*PROVIDED TEXT*:
Content starts
# Which Work Boots?



## Git R Done (Jun 25, 2016)

I just switched to commercial plumbing from residential. I am 350 pounds and use to laying/kneeling down part of the day. I have a high tolerance for pain, but I was working overtime today helping install wash outs for this building and my feet hurt so bad I teared up a little  Got home and the pain is out of this world  I have these copper head inserts for my arch while I am working all day and I put an extra gel insert on top. I am guessing it must be the cheap shoes I bought from Walmart with no real support. Also I have blisters on the back of my heels and my feet sweat up a storm. Any tips on how tight to tie the shoe or recommended shoes?


----------



## Tad (Jun 26, 2016)

Ate you looking for shoes or boots? (From your lost I'm not totally clear)

If you have medical coverage for it, see about getting custom insoles done by a podiatrist. Nothing quite like even support for your particular feet.


----------



## lucca23v2 (Jun 27, 2016)

hi! I think if you are going to be standing for long periods of time, I would invest in good shoes/boots with good padding. I would also tell you to buy compression socks so that your feet won't swell. Also, if you can, take a break and I would suggest walking to keep the blood circulating I would not not suggest sitting because sitting will make your legs swell more.
Content ends
*DATA*:
Content starts
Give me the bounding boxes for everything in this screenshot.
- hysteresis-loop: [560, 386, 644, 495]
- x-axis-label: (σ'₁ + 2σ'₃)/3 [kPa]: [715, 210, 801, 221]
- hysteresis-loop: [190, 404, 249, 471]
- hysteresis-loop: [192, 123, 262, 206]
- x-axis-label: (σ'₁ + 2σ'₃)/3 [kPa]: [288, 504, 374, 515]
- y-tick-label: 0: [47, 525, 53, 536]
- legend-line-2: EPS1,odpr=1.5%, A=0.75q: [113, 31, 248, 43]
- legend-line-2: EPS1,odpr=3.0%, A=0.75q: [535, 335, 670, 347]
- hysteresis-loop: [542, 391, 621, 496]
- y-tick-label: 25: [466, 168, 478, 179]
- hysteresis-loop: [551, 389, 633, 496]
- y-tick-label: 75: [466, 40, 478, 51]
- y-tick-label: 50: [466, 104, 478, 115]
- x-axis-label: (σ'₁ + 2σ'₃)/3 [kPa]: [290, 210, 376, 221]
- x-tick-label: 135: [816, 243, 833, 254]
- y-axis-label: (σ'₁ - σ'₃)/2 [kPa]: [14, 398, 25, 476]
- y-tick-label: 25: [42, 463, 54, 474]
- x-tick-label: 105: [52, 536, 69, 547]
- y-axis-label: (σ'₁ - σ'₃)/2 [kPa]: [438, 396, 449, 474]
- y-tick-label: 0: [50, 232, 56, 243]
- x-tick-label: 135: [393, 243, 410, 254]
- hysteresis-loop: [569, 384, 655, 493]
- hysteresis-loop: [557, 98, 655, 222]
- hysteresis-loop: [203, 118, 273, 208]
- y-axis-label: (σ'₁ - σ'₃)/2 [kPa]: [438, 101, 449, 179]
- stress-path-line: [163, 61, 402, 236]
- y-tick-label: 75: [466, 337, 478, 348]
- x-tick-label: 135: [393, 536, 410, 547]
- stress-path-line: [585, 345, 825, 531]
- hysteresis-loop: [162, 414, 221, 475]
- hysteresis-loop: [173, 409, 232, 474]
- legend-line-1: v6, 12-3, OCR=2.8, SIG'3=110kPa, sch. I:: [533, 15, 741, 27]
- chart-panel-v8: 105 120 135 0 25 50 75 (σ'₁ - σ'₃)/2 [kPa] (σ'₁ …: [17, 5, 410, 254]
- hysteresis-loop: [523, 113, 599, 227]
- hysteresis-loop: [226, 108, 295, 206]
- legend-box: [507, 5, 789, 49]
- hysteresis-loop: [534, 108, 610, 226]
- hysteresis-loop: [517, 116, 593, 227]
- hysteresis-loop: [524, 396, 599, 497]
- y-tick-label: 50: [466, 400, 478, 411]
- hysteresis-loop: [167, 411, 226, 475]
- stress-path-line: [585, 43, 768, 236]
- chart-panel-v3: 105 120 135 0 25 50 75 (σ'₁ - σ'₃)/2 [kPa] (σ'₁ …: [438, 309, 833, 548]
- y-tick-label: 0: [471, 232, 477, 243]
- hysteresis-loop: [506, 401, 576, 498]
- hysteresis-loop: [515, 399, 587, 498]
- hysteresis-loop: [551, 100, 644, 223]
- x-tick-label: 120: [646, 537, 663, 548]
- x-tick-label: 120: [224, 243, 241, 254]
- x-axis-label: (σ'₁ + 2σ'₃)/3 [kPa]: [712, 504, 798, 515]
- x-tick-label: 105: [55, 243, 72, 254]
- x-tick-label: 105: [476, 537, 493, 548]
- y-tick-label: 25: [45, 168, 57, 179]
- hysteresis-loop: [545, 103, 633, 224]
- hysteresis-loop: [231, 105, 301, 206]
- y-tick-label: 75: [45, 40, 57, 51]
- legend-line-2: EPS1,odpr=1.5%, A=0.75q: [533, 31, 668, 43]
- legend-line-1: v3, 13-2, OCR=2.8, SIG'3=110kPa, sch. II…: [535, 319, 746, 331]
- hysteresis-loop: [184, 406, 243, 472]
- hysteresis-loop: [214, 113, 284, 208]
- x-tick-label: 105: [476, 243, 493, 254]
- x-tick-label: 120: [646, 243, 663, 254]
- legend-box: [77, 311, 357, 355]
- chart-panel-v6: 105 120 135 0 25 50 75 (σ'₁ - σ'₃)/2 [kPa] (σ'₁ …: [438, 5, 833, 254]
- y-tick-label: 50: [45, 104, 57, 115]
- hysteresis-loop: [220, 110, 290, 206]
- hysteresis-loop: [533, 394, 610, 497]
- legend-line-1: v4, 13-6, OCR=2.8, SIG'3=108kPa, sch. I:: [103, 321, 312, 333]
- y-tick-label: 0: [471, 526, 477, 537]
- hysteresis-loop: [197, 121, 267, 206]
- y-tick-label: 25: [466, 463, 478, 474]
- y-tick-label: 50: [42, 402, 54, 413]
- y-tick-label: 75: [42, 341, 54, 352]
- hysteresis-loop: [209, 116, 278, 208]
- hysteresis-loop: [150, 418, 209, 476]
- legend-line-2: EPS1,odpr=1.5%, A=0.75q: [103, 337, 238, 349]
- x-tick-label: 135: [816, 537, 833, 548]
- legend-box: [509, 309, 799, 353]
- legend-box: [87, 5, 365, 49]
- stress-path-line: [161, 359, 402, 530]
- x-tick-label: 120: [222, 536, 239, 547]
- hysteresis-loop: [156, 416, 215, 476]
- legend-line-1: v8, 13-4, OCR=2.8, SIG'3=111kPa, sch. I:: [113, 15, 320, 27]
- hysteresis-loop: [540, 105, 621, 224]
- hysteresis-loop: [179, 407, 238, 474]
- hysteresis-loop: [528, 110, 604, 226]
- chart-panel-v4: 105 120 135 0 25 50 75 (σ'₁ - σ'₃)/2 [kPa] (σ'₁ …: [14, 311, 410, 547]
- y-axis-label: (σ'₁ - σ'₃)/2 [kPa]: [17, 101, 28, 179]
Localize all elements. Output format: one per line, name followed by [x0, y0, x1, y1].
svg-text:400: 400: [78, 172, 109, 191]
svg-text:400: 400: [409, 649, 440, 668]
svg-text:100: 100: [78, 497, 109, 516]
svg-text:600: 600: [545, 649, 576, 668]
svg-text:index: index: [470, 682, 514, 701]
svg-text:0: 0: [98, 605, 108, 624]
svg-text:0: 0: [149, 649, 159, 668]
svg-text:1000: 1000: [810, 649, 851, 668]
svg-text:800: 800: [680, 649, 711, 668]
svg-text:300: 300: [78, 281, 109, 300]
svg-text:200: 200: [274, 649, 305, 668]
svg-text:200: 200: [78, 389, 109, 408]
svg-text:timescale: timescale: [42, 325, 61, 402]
Content ends
*WORK REQUEST A*:
In the work boots thread, what does Tad recommend getting done by a podiatrist if medical coverage allows it?
*WORK REQUEST B*:
Please continue the work boots thread from where it stops.

*ANSWER AREA A*:
Custom insoles.

*ANSWER AREA B*:
Good luck!


----------



## bigmac (Jun 29, 2016)

Its kind of counter intuitive but go easy on the padding. Its impossible to have both soft padding and good support. Old school leather boots were my favorite when I was working construction (its been a while). But regardless they need to fit right -- it was always a bitch for me to find size 14 boots in a regular width -- don't stop until you find a pair that fits.

These look nice.

https://www.marks.com/en/categories...tsp-8-work-boot-30372.html#30372[color]=BLACK


----------



## ScreamingChicken (Jun 30, 2016)

Gold Bond Foot Spray in the morning before you pit your socks on will be a big plus too. It will help with the sweat, chaffing, and cracked heels (which can lead to cellulitis among other things).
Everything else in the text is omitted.